> **Instruction**: Below is a block of records; reproduce all of them exactly and leave out any pictures.

(Excerpt from a dataset)
---

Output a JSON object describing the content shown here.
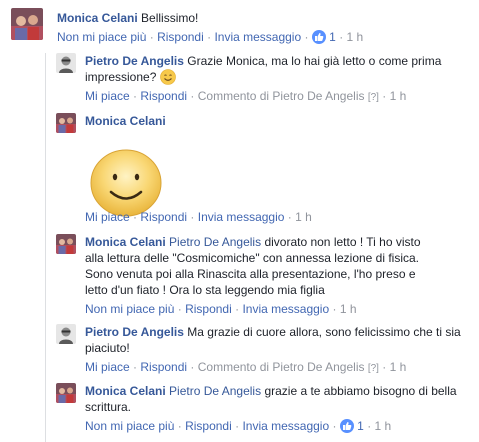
{
  "comments": [
    {
      "author": "Monica Celani",
      "text": "Bellissimo!",
      "actions": {
        "unlike": "Non mi piace più",
        "reply": "Rispondi",
        "message": "Invia messaggio",
        "likes": "1",
        "time": "1 h"
      }
    },
    {
      "author": "Pietro De Angelis",
      "text": "Grazie Monica, ma lo hai già letto o come prima impressione?",
      "actions": {
        "like": "Mi piace",
        "reply": "Rispondi",
        "comment_by": "Commento di Pietro De Angelis",
        "flag": "[?]",
        "time": "1 h"
      }
    },
    {
      "author": "Monica Celani",
      "sticker": "smiley-sticker",
      "actions": {
        "like": "Mi piace",
        "reply": "Rispondi",
        "message": "Invia messaggio",
        "time": "1 h"
      }
    },
    {
      "author": "Monica Celani",
      "mention": "Pietro De Angelis",
      "text_line1": "divorato non letto ! Ti ho visto",
      "text_line2": "alla lettura delle \"Cosmicomiche\" con annessa lezione di fisica.",
      "text_line3": "Sono venuta poi alla Rinascita alla presentazione, l'ho preso e",
      "text_line4": "letto d'un fiato ! Ora lo sta leggendo mia figlia",
      "actions": {
        "unlike": "Non mi piace più",
        "reply": "Rispondi",
        "message": "Invia messaggio",
        "time": "1 h"
      }
    },
    {
      "author": "Pietro De Angelis",
      "text": "Ma grazie di cuore allora, sono felicissimo che ti sia piaciuto!",
      "actions": {
        "like": "Mi piace",
        "reply": "Rispondi",
        "comment_by": "Commento di Pietro De Angelis",
        "flag": "[?]",
        "time": "1 h"
      }
    },
    {
      "author": "Monica Celani",
      "mention": "Pietro De Angelis",
      "text": "grazie a te abbiamo bisogno di bella scrittura.",
      "actions": {
        "unlike": "Non mi piace più",
        "reply": "Rispondi",
        "message": "Invia messaggio",
        "likes": "1",
        "time": "1 h"
      }
    }
  ],
  "separator": " · ",
  "colors": {
    "link": "#365899",
    "action": "#4267b2",
    "meta": "#90949c",
    "like_badge": "#5890ff"
  }
}
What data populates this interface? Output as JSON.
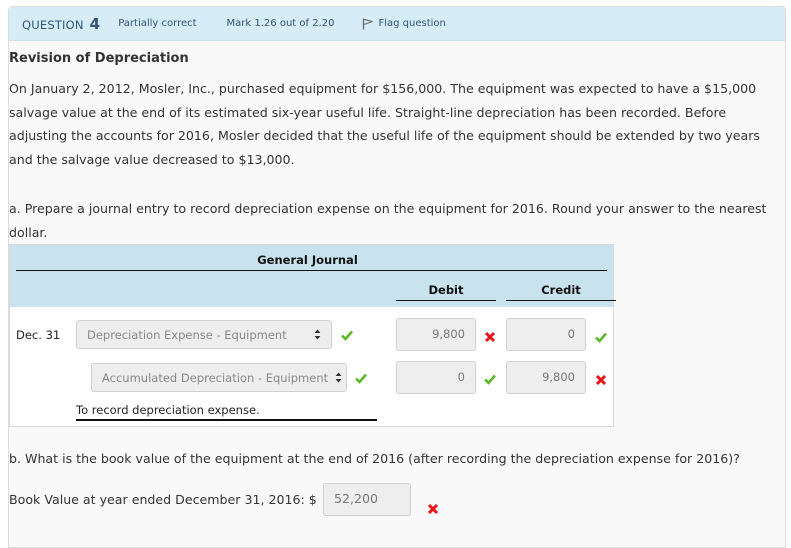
{
  "header": {
    "question_label": "QUESTION",
    "question_number": "4",
    "status": "Partially correct",
    "mark": "Mark 1.26 out of 2.20",
    "flag_label": "Flag question"
  },
  "problem": {
    "title": "Revision of Depreciation",
    "text": "On January 2, 2012, Mosler, Inc., purchased equipment for $156,000. The equipment was expected to have a $15,000 salvage value at the end of its estimated six-year useful life. Straight-line depreciation has been recorded. Before adjusting the accounts for 2016, Mosler decided that the useful life of the equipment should be extended by two years and the salvage value decreased to $13,000."
  },
  "part_a": {
    "prompt": "a. Prepare a journal entry to record depreciation expense on the equipment for 2016. Round your answer to the nearest dollar.",
    "journal": {
      "title": "General Journal",
      "debit_header": "Debit",
      "credit_header": "Credit",
      "rows": [
        {
          "date": "Dec. 31",
          "account": "Depreciation Expense - Equipment",
          "account_mark": "correct",
          "debit": "9,800",
          "debit_mark": "incorrect",
          "credit": "0",
          "credit_mark": "correct"
        },
        {
          "date": "",
          "account": "Accumulated Depreciation - Equipment",
          "account_mark": "correct",
          "debit": "0",
          "debit_mark": "correct",
          "credit": "9,800",
          "credit_mark": "incorrect"
        }
      ],
      "memo": "To record depreciation expense."
    }
  },
  "part_b": {
    "prompt": "b. What is the book value of the equipment at the end of 2016 (after recording the depreciation expense for 2016)?",
    "label": "Book Value at year ended December 31, 2016: $",
    "value": "52,200",
    "mark": "incorrect"
  },
  "colors": {
    "header_bg": "#d6ecf6",
    "correct": "#5cb82a",
    "incorrect": "#e8151b"
  }
}
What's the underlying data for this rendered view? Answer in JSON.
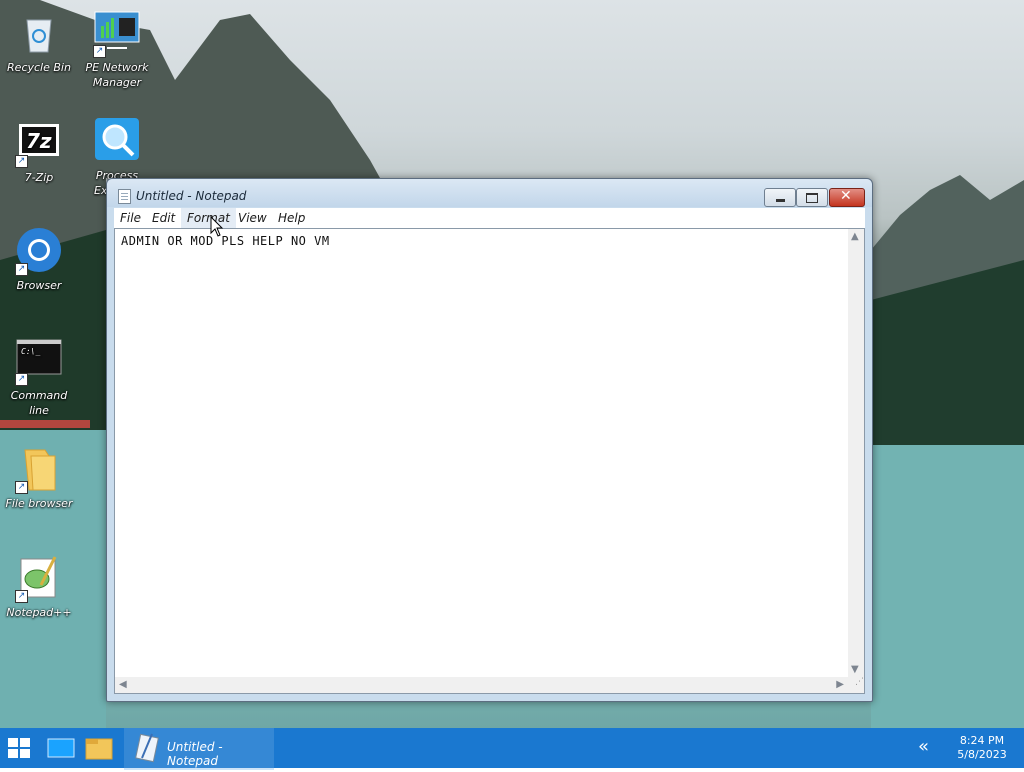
{
  "desktop": {
    "icons": [
      {
        "label": "Recycle Bin"
      },
      {
        "label": "PE Network Manager"
      },
      {
        "label": "7-Zip"
      },
      {
        "label": "Process Explorer"
      },
      {
        "label": "Browser"
      },
      {
        "label": "Command line"
      },
      {
        "label": "File browser"
      },
      {
        "label": "Notepad++"
      }
    ],
    "icon_names": [
      "recycle-bin-icon",
      "network-icon",
      "7zip-icon",
      "process-explorer-icon",
      "chrome-icon",
      "terminal-icon",
      "folder-icon",
      "notepadpp-icon"
    ]
  },
  "notepad": {
    "title": "Untitled - Notepad",
    "menus": [
      "File",
      "Edit",
      "Format",
      "View",
      "Help"
    ],
    "hovered_menu": "Format",
    "text": "ADMIN OR MOD PLS HELP NO VM"
  },
  "taskbar": {
    "active_app": "Untitled - Notepad",
    "time": "8:24 PM",
    "date": "5/8/2023"
  },
  "colors": {
    "taskbar": "#1a78d0",
    "window_frame": "#c9dced",
    "close_button": "#c3341f"
  }
}
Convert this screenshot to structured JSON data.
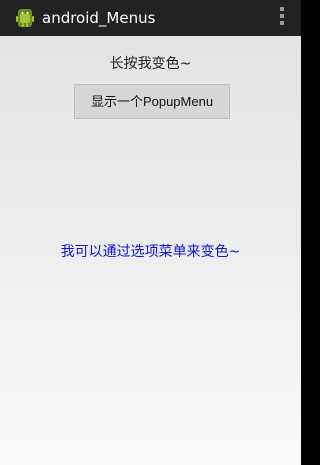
{
  "action_bar": {
    "title": "android_Menus",
    "app_icon": "android-robot-icon",
    "overflow_icon": "overflow-menu-icon"
  },
  "main": {
    "longpress_text": "长按我变色~",
    "popup_button_label": "显示一个PopupMenu",
    "option_text": "我可以通过选项菜单来变色~"
  },
  "colors": {
    "action_bar_bg": "#222222",
    "option_text": "#1010d8",
    "button_bg": "#d6d6d6"
  }
}
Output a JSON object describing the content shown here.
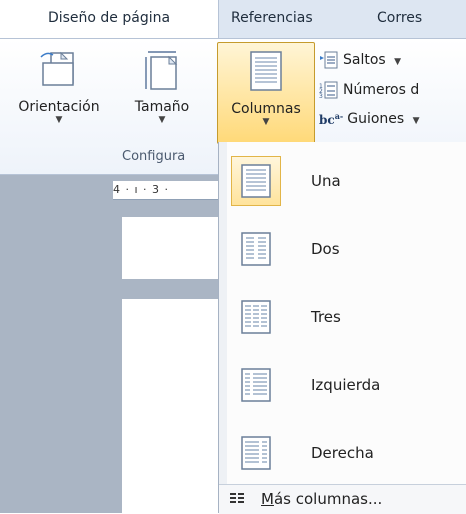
{
  "tabs": {
    "active": "Diseño de página",
    "references": "Referencias",
    "correspondence": "Corres"
  },
  "ribbon": {
    "orientation": "Orientación",
    "size": "Tamaño",
    "columns": "Columnas",
    "breaks": "Saltos",
    "line_numbers": "Números d",
    "hyphenation": "Guiones",
    "group_label": "Configura"
  },
  "ruler": {
    "text": "4 · ı · 3 ·"
  },
  "menu": {
    "items": [
      {
        "label": "Una",
        "icon": "one-column-icon",
        "selected": true
      },
      {
        "label": "Dos",
        "icon": "two-columns-icon",
        "selected": false
      },
      {
        "label": "Tres",
        "icon": "three-columns-icon",
        "selected": false
      },
      {
        "label": "Izquierda",
        "icon": "left-column-icon",
        "selected": false
      },
      {
        "label": "Derecha",
        "icon": "right-column-icon",
        "selected": false
      }
    ],
    "more_underlined": "M",
    "more_rest": "ás columnas..."
  },
  "colors": {
    "accent_selected": "#ffd978",
    "tab_background": "#dde6f2",
    "document_background": "#aab5c4"
  }
}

---

> **Solution below**:
Output a JSON object describing the content shown here.
{
  "comments": [
    {
      "author": "Monica Celani",
      "text": "Bellissimo!",
      "actions": {
        "unlike": "Non mi piace più",
        "reply": "Rispondi",
        "message": "Invia messaggio",
        "likes": "1",
        "time": "1 h"
      }
    },
    {
      "author": "Pietro De Angelis",
      "text": "Grazie Monica, ma lo hai già letto o come prima impressione?",
      "actions": {
        "like": "Mi piace",
        "reply": "Rispondi",
        "comment_by": "Commento di Pietro De Angelis",
        "flag": "[?]",
        "time": "1 h"
      }
    },
    {
      "author": "Monica Celani",
      "sticker": "smiley-sticker",
      "actions": {
        "like": "Mi piace",
        "reply": "Rispondi",
        "message": "Invia messaggio",
        "time": "1 h"
      }
    },
    {
      "author": "Monica Celani",
      "mention": "Pietro De Angelis",
      "text_line1": "divorato non letto ! Ti ho visto",
      "text_line2": "alla lettura delle \"Cosmicomiche\" con annessa lezione di fisica.",
      "text_line3": "Sono venuta poi alla Rinascita alla presentazione, l'ho preso e",
      "text_line4": "letto d'un fiato ! Ora lo sta leggendo mia figlia",
      "actions": {
        "unlike": "Non mi piace più",
        "reply": "Rispondi",
        "message": "Invia messaggio",
        "time": "1 h"
      }
    },
    {
      "author": "Pietro De Angelis",
      "text": "Ma grazie di cuore allora, sono felicissimo che ti sia piaciuto!",
      "actions": {
        "like": "Mi piace",
        "reply": "Rispondi",
        "comment_by": "Commento di Pietro De Angelis",
        "flag": "[?]",
        "time": "1 h"
      }
    },
    {
      "author": "Monica Celani",
      "mention": "Pietro De Angelis",
      "text": "grazie a te abbiamo bisogno di bella scrittura.",
      "actions": {
        "unlike": "Non mi piace più",
        "reply": "Rispondi",
        "message": "Invia messaggio",
        "likes": "1",
        "time": "1 h"
      }
    }
  ],
  "separator": " · ",
  "colors": {
    "link": "#365899",
    "action": "#4267b2",
    "meta": "#90949c",
    "like_badge": "#5890ff"
  }
}
What data populates this interface? Output as JSON.
{
  "header": {
    "question_label": "QUESTION",
    "question_number": "4",
    "status": "Partially correct",
    "mark": "Mark 1.26 out of 2.20",
    "flag_label": "Flag question"
  },
  "problem": {
    "title": "Revision of Depreciation",
    "text": "On January 2, 2012, Mosler, Inc., purchased equipment for $156,000. The equipment was expected to have a $15,000 salvage value at the end of its estimated six-year useful life. Straight-line depreciation has been recorded. Before adjusting the accounts for 2016, Mosler decided that the useful life of the equipment should be extended by two years and the salvage value decreased to $13,000."
  },
  "part_a": {
    "prompt": "a. Prepare a journal entry to record depreciation expense on the equipment for 2016. Round your answer to the nearest dollar.",
    "journal": {
      "title": "General Journal",
      "debit_header": "Debit",
      "credit_header": "Credit",
      "rows": [
        {
          "date": "Dec. 31",
          "account": "Depreciation Expense - Equipment",
          "account_mark": "correct",
          "debit": "9,800",
          "debit_mark": "incorrect",
          "credit": "0",
          "credit_mark": "correct"
        },
        {
          "date": "",
          "account": "Accumulated Depreciation - Equipment",
          "account_mark": "correct",
          "debit": "0",
          "debit_mark": "correct",
          "credit": "9,800",
          "credit_mark": "incorrect"
        }
      ],
      "memo": "To record depreciation expense."
    }
  },
  "part_b": {
    "prompt": "b. What is the book value of the equipment at the end of 2016 (after recording the depreciation expense for 2016)?",
    "label": "Book Value at year ended December 31, 2016: $",
    "value": "52,200",
    "mark": "incorrect"
  },
  "colors": {
    "header_bg": "#d6ecf6",
    "correct": "#5cb82a",
    "incorrect": "#e8151b"
  }
}
What's the underlying data for this rendered view? Answer in JSON.
{
  "desktop": {
    "icons": [
      {
        "label": "Recycle Bin"
      },
      {
        "label": "PE Network Manager"
      },
      {
        "label": "7-Zip"
      },
      {
        "label": "Process Explorer"
      },
      {
        "label": "Browser"
      },
      {
        "label": "Command line"
      },
      {
        "label": "File browser"
      },
      {
        "label": "Notepad++"
      }
    ],
    "icon_names": [
      "recycle-bin-icon",
      "network-icon",
      "7zip-icon",
      "process-explorer-icon",
      "chrome-icon",
      "terminal-icon",
      "folder-icon",
      "notepadpp-icon"
    ]
  },
  "notepad": {
    "title": "Untitled - Notepad",
    "menus": [
      "File",
      "Edit",
      "Format",
      "View",
      "Help"
    ],
    "hovered_menu": "Format",
    "text": "ADMIN OR MOD PLS HELP NO VM"
  },
  "taskbar": {
    "active_app": "Untitled - Notepad",
    "time": "8:24 PM",
    "date": "5/8/2023"
  },
  "colors": {
    "taskbar": "#1a78d0",
    "window_frame": "#c9dced",
    "close_button": "#c3341f"
  }
}
Convert this screenshot to structured JSON data.
{
  "action_bar": {
    "title": "android_Menus",
    "app_icon": "android-robot-icon",
    "overflow_icon": "overflow-menu-icon"
  },
  "main": {
    "longpress_text": "长按我变色~",
    "popup_button_label": "显示一个PopupMenu",
    "option_text": "我可以通过选项菜单来变色~"
  },
  "colors": {
    "action_bar_bg": "#222222",
    "option_text": "#1010d8",
    "button_bg": "#d6d6d6"
  }
}
Output a JSON object describing the content shown here.
{
  "tabs": {
    "active": "Diseño de página",
    "references": "Referencias",
    "correspondence": "Corres"
  },
  "ribbon": {
    "orientation": "Orientación",
    "size": "Tamaño",
    "columns": "Columnas",
    "breaks": "Saltos",
    "line_numbers": "Números d",
    "hyphenation": "Guiones",
    "group_label": "Configura"
  },
  "ruler": {
    "text": "4 · ı · 3 ·"
  },
  "menu": {
    "items": [
      {
        "label": "Una",
        "icon": "one-column-icon",
        "selected": true
      },
      {
        "label": "Dos",
        "icon": "two-columns-icon",
        "selected": false
      },
      {
        "label": "Tres",
        "icon": "three-columns-icon",
        "selected": false
      },
      {
        "label": "Izquierda",
        "icon": "left-column-icon",
        "selected": false
      },
      {
        "label": "Derecha",
        "icon": "right-column-icon",
        "selected": false
      }
    ],
    "more_underlined": "M",
    "more_rest": "ás columnas..."
  },
  "colors": {
    "accent_selected": "#ffd978",
    "tab_background": "#dde6f2",
    "document_background": "#aab5c4"
  }
}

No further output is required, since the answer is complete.